▶ **Problem to solve**
Find every line in the items below that contains the word "printing", and copy each such line. Case counts.
───── Records for the exercise ─────
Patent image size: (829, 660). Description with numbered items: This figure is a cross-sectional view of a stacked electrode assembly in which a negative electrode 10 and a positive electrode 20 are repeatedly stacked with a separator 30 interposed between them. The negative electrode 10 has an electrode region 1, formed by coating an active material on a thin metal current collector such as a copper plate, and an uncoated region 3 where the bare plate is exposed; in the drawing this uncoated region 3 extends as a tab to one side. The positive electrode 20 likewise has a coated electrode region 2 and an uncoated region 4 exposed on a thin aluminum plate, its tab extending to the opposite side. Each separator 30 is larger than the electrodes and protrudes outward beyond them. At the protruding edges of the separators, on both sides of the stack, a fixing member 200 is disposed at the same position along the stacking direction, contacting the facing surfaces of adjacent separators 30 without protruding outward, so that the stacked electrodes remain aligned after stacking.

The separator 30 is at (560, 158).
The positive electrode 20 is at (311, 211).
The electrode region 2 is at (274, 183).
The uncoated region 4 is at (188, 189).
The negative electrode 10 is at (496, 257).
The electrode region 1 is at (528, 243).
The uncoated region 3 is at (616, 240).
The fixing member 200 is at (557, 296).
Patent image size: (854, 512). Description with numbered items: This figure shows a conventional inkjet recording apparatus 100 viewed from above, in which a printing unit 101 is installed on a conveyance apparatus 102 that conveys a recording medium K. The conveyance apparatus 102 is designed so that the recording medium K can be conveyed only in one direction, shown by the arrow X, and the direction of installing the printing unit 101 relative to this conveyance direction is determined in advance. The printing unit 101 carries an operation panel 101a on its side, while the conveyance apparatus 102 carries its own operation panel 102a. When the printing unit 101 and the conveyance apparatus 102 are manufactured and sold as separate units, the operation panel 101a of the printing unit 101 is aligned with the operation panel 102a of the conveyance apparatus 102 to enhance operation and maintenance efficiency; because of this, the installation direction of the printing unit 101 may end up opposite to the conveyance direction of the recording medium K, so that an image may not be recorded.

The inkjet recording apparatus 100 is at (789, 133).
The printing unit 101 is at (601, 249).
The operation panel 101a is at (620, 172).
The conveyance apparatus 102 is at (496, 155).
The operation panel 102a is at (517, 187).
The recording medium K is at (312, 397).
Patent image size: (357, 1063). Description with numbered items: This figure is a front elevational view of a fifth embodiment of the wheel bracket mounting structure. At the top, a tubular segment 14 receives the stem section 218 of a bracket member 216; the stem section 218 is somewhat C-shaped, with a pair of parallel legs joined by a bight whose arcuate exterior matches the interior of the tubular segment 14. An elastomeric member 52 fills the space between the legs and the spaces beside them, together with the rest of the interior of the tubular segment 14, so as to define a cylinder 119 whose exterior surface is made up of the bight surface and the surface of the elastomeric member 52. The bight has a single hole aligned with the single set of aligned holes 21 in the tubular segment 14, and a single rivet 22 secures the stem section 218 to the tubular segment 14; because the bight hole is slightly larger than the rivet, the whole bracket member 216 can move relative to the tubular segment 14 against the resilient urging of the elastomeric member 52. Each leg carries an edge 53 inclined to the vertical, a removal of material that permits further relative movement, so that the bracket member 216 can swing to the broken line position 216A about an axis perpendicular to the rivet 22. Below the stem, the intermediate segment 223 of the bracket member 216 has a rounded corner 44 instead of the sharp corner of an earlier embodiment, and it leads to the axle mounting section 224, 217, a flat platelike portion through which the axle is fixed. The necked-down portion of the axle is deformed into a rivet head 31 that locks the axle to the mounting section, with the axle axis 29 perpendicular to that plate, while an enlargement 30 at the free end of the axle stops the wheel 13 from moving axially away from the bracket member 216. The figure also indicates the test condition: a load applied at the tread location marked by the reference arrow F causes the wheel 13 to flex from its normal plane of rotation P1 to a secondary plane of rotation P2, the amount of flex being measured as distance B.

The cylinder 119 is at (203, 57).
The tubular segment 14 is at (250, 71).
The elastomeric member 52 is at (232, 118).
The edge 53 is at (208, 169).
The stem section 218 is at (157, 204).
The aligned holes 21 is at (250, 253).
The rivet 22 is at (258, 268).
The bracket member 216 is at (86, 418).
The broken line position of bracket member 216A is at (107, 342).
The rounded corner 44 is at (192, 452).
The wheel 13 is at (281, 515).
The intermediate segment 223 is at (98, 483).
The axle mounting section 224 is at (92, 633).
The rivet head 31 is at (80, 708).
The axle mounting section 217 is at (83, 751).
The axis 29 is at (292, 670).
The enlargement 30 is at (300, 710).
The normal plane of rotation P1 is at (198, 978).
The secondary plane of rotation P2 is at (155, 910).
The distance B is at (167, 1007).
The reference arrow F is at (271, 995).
─────
▶ **Correct output**
Patent image size: (854, 512). Description with numbered items: This figure shows a conventional inkjet recording apparatus 100 viewed from above, in which a printing unit 101 is installed on a conveyance apparatus 102 that conveys a recording medium K. The conveyance apparatus 102 is designed so that the recording medium K can be conveyed only in one direction, shown by the arrow X, and the direction of installing the printing unit 101 relative to this conveyance direction is determined in advance. The printing unit 101 carries an operation panel 101a on its side, while the conveyance apparatus 102 carries its own operation panel 102a. When the printing unit 101 and the conveyance apparatus 102 are manufactured and sold as separate units, the operation panel 101a of the printing unit 101 is aligned with the operation panel 102a of the conveyance apparatus 102 to enhance operation and maintenance efficiency; because of this, the installation direction of the printing unit 101 may end up opposite to the conveyance direction of the recording medium K, so that an image may not be recorded.
The printing unit 101 is at (601, 249).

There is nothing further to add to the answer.